=== Records for the task ===
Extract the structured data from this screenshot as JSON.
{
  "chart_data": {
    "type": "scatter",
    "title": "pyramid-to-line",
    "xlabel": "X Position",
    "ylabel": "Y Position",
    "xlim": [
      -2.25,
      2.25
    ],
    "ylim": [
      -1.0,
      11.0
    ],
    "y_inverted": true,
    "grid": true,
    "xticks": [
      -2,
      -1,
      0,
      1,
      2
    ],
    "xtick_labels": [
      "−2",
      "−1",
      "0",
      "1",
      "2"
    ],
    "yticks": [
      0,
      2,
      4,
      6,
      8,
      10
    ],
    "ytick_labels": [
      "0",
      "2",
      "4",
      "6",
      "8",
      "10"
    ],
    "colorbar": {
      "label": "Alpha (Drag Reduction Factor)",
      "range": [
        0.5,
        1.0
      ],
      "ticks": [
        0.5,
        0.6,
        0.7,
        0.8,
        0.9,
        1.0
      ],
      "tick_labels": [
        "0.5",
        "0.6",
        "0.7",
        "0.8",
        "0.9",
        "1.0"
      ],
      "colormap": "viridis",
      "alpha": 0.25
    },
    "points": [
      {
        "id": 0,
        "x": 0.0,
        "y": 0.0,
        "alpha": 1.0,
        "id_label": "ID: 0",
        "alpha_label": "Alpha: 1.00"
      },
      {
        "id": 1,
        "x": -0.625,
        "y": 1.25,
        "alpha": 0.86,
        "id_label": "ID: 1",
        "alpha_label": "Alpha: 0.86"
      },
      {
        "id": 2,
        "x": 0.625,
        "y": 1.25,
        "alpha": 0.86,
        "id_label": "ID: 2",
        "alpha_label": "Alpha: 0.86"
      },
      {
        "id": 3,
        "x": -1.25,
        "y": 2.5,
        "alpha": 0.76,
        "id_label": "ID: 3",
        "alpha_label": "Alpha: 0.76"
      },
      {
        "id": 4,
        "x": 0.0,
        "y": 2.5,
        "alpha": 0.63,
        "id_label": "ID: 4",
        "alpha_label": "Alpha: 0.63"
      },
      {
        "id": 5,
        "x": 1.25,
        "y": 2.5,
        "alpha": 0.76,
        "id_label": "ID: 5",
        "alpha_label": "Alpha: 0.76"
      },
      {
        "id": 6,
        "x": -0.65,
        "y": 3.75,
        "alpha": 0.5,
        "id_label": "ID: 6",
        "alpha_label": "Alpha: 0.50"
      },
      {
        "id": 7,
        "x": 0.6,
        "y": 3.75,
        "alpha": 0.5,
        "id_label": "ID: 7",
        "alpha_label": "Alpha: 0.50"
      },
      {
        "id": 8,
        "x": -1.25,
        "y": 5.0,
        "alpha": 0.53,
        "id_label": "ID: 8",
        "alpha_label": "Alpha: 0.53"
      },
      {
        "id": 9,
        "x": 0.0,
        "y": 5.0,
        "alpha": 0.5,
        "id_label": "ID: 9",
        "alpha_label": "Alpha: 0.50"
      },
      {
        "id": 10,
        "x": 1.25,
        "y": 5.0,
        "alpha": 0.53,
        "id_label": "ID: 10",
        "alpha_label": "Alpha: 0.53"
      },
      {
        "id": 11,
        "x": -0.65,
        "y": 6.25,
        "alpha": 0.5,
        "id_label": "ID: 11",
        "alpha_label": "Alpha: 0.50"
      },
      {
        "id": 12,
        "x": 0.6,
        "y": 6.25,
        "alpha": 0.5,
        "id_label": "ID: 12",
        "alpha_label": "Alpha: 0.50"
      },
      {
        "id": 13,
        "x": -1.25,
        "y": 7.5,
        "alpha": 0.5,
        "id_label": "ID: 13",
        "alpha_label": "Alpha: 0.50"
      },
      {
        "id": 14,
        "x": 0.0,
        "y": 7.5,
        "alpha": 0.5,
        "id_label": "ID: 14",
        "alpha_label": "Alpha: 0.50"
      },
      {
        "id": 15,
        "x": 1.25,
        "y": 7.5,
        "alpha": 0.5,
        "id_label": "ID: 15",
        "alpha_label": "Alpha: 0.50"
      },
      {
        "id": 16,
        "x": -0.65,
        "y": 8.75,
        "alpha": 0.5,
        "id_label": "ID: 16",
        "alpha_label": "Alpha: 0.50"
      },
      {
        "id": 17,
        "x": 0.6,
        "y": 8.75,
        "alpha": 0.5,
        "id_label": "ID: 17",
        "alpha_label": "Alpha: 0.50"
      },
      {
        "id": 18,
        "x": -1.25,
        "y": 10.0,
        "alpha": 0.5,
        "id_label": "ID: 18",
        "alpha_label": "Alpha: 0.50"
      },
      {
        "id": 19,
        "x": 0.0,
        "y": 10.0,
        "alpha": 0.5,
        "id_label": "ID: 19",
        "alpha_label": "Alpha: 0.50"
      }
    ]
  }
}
===
- **Directions**: Please repeat the listing exactly, with nothing left out.

- **Output of the task**:
Extract the structured data from this screenshot as JSON.
{
  "chart_data": {
    "type": "scatter",
    "title": "pyramid-to-line",
    "xlabel": "X Position",
    "ylabel": "Y Position",
    "xlim": [
      -2.25,
      2.25
    ],
    "ylim": [
      -1.0,
      11.0
    ],
    "y_inverted": true,
    "grid": true,
    "xticks": [
      -2,
      -1,
      0,
      1,
      2
    ],
    "xtick_labels": [
      "−2",
      "−1",
      "0",
      "1",
      "2"
    ],
    "yticks": [
      0,
      2,
      4,
      6,
      8,
      10
    ],
    "ytick_labels": [
      "0",
      "2",
      "4",
      "6",
      "8",
      "10"
    ],
    "colorbar": {
      "label": "Alpha (Drag Reduction Factor)",
      "range": [
        0.5,
        1.0
      ],
      "ticks": [
        0.5,
        0.6,
        0.7,
        0.8,
        0.9,
        1.0
      ],
      "tick_labels": [
        "0.5",
        "0.6",
        "0.7",
        "0.8",
        "0.9",
        "1.0"
      ],
      "colormap": "viridis",
      "alpha": 0.25
    },
    "points": [
      {
        "id": 0,
        "x": 0.0,
        "y": 0.0,
        "alpha": 1.0,
        "id_label": "ID: 0",
        "alpha_label": "Alpha: 1.00"
      },
      {
        "id": 1,
        "x": -0.625,
        "y": 1.25,
        "alpha": 0.86,
        "id_label": "ID: 1",
        "alpha_label": "Alpha: 0.86"
      },
      {
        "id": 2,
        "x": 0.625,
        "y": 1.25,
        "alpha": 0.86,
        "id_label": "ID: 2",
        "alpha_label": "Alpha: 0.86"
      },
      {
        "id": 3,
        "x": -1.25,
        "y": 2.5,
        "alpha": 0.76,
        "id_label": "ID: 3",
        "alpha_label": "Alpha: 0.76"
      },
      {
        "id": 4,
        "x": 0.0,
        "y": 2.5,
        "alpha": 0.63,
        "id_label": "ID: 4",
        "alpha_label": "Alpha: 0.63"
      },
      {
        "id": 5,
        "x": 1.25,
        "y": 2.5,
        "alpha": 0.76,
        "id_label": "ID: 5",
        "alpha_label": "Alpha: 0.76"
      },
      {
        "id": 6,
        "x": -0.65,
        "y": 3.75,
        "alpha": 0.5,
        "id_label": "ID: 6",
        "alpha_label": "Alpha: 0.50"
      },
      {
        "id": 7,
        "x": 0.6,
        "y": 3.75,
        "alpha": 0.5,
        "id_label": "ID: 7",
        "alpha_label": "Alpha: 0.50"
      },
      {
        "id": 8,
        "x": -1.25,
        "y": 5.0,
        "alpha": 0.53,
        "id_label": "ID: 8",
        "alpha_label": "Alpha: 0.53"
      },
      {
        "id": 9,
        "x": 0.0,
        "y": 5.0,
        "alpha": 0.5,
        "id_label": "ID: 9",
        "alpha_label": "Alpha: 0.50"
      },
      {
        "id": 10,
        "x": 1.25,
        "y": 5.0,
        "alpha": 0.53,
        "id_label": "ID: 10",
        "alpha_label": "Alpha: 0.53"
      },
      {
        "id": 11,
        "x": -0.65,
        "y": 6.25,
        "alpha": 0.5,
        "id_label": "ID: 11",
        "alpha_label": "Alpha: 0.50"
      },
      {
        "id": 12,
        "x": 0.6,
        "y": 6.25,
        "alpha": 0.5,
        "id_label": "ID: 12",
        "alpha_label": "Alpha: 0.50"
      },
      {
        "id": 13,
        "x": -1.25,
        "y": 7.5,
        "alpha": 0.5,
        "id_label": "ID: 13",
        "alpha_label": "Alpha: 0.50"
      },
      {
        "id": 14,
        "x": 0.0,
        "y": 7.5,
        "alpha": 0.5,
        "id_label": "ID: 14",
        "alpha_label": "Alpha: 0.50"
      },
      {
        "id": 15,
        "x": 1.25,
        "y": 7.5,
        "alpha": 0.5,
        "id_label": "ID: 15",
        "alpha_label": "Alpha: 0.50"
      },
      {
        "id": 16,
        "x": -0.65,
        "y": 8.75,
        "alpha": 0.5,
        "id_label": "ID: 16",
        "alpha_label": "Alpha: 0.50"
      },
      {
        "id": 17,
        "x": 0.6,
        "y": 8.75,
        "alpha": 0.5,
        "id_label": "ID: 17",
        "alpha_label": "Alpha: 0.50"
      },
      {
        "id": 18,
        "x": -1.25,
        "y": 10.0,
        "alpha": 0.5,
        "id_label": "ID: 18",
        "alpha_label": "Alpha: 0.50"
      },
      {
        "id": 19,
        "x": 0.0,
        "y": 10.0,
        "alpha": 0.5,
        "id_label": "ID: 19",
        "alpha_label": "Alpha: 0.50"
      }
    ]
  }
}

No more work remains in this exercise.